----- ENTRIES
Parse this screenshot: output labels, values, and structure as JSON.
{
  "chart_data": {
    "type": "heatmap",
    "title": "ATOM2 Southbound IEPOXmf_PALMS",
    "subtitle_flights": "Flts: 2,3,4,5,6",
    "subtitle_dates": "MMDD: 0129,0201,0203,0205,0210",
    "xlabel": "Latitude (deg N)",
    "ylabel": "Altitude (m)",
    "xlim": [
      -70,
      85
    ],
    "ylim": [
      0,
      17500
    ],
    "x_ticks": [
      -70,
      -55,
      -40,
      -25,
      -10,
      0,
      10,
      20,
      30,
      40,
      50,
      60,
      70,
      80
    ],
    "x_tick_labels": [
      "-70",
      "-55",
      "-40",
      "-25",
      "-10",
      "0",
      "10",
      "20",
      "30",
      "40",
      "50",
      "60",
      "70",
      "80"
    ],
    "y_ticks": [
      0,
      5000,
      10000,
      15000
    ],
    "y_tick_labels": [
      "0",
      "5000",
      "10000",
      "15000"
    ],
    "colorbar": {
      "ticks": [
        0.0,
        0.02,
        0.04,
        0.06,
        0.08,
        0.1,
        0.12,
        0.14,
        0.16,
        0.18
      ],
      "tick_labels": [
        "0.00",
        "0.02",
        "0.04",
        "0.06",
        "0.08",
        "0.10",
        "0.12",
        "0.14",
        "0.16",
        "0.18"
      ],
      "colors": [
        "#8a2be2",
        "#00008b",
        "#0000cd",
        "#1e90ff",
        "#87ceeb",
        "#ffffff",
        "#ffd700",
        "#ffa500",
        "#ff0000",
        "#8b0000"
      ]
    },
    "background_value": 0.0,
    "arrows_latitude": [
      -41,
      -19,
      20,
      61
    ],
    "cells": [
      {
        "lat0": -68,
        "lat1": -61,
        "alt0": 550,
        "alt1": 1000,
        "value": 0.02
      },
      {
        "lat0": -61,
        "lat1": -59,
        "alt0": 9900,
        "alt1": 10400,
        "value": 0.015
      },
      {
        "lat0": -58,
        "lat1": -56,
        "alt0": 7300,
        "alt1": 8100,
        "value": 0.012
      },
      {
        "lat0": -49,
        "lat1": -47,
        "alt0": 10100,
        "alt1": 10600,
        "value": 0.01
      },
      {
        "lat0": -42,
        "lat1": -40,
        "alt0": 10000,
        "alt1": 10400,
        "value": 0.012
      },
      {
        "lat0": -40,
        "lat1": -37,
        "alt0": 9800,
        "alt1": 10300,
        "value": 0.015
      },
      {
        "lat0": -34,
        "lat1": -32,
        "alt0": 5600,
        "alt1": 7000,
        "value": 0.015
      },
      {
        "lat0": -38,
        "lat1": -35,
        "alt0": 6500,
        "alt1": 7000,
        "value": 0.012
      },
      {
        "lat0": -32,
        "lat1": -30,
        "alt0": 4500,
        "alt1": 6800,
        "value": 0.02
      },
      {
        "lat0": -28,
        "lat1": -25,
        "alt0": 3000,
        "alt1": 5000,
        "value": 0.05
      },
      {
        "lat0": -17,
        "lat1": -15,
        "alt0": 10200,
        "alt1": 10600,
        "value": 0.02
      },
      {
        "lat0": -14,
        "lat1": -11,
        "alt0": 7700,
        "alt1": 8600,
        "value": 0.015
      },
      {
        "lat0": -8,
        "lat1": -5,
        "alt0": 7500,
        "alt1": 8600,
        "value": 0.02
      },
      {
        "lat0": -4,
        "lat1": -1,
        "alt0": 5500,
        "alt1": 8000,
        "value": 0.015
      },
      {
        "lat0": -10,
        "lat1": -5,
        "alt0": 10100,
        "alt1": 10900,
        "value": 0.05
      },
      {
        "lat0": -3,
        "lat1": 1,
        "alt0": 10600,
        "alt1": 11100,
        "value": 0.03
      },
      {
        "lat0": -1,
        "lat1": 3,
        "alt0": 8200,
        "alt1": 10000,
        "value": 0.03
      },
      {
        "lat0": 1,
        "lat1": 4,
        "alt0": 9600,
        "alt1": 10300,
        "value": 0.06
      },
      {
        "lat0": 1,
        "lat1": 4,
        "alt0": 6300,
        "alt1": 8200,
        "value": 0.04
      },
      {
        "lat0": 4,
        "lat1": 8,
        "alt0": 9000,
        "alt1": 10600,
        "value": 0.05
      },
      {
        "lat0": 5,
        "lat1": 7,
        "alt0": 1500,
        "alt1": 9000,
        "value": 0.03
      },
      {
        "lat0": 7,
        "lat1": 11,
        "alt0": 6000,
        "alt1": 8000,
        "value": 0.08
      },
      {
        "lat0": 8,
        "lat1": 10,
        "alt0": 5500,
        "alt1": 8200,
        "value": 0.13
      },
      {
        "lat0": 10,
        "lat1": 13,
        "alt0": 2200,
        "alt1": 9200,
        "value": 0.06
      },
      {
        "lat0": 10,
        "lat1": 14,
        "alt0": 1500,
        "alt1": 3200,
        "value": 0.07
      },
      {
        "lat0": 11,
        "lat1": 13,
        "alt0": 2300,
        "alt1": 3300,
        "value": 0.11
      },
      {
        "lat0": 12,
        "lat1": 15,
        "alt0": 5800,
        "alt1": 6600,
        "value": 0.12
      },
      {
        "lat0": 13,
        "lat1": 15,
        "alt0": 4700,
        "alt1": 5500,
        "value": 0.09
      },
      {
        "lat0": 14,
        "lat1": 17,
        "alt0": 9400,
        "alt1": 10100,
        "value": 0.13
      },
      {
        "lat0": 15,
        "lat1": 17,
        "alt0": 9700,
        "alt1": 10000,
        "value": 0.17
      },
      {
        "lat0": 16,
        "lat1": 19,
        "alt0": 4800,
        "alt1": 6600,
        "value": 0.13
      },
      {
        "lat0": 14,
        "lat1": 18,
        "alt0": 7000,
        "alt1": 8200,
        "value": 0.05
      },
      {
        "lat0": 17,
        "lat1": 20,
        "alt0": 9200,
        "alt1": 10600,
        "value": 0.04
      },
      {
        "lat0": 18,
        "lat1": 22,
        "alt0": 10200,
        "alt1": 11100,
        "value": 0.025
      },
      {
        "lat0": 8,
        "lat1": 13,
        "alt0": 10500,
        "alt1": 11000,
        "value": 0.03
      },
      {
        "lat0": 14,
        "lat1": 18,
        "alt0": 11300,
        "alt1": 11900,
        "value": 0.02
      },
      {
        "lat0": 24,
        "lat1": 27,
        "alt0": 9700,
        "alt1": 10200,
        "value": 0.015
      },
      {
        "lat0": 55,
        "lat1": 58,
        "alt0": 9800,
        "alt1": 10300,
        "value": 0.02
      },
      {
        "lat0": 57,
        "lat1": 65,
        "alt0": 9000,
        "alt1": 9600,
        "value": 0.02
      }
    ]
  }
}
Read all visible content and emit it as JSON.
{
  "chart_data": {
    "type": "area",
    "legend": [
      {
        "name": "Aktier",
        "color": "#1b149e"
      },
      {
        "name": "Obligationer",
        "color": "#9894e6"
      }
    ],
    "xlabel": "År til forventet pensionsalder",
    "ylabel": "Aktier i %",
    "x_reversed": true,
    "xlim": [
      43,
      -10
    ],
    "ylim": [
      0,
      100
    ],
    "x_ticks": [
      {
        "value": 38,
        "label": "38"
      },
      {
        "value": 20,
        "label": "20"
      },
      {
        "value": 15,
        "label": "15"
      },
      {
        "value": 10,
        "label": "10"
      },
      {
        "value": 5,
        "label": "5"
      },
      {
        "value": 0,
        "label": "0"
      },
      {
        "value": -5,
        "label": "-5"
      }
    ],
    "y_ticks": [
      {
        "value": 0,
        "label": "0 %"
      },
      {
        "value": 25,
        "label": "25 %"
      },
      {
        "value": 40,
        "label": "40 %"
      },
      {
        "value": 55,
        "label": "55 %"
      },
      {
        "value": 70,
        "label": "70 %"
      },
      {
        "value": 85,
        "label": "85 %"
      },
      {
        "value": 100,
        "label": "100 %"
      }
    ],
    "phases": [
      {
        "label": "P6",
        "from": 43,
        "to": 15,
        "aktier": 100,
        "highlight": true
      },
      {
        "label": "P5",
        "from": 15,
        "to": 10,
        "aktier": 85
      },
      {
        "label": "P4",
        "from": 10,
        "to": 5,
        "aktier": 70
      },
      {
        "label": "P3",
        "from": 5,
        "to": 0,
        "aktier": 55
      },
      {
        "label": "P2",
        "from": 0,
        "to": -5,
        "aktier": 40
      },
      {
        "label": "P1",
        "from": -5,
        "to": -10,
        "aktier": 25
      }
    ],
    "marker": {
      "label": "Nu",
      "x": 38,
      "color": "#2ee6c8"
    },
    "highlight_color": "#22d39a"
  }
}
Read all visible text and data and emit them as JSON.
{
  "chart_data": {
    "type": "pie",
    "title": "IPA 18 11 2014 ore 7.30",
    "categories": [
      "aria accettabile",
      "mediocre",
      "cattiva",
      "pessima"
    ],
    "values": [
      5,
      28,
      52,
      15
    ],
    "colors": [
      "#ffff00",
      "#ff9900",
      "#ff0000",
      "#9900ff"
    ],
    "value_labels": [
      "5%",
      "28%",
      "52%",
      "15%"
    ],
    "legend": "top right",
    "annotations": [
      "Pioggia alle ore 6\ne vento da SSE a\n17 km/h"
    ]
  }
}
----------
◆ WHAT YOU ARE ASKED TO DO ◆
Repeat, exactly and only, the lines above from the one containing "Read all visible text" through the end of the material.

◆ EXERCISE ANSWER ◆
Read all visible text and data and emit them as JSON.
{
  "chart_data": {
    "type": "pie",
    "title": "IPA 18 11 2014 ore 7.30",
    "categories": [
      "aria accettabile",
      "mediocre",
      "cattiva",
      "pessima"
    ],
    "values": [
      5,
      28,
      52,
      15
    ],
    "colors": [
      "#ffff00",
      "#ff9900",
      "#ff0000",
      "#9900ff"
    ],
    "value_labels": [
      "5%",
      "28%",
      "52%",
      "15%"
    ],
    "legend": "top right",
    "annotations": [
      "Pioggia alle ore 6\ne vento da SSE a\n17 km/h"
    ]
  }
}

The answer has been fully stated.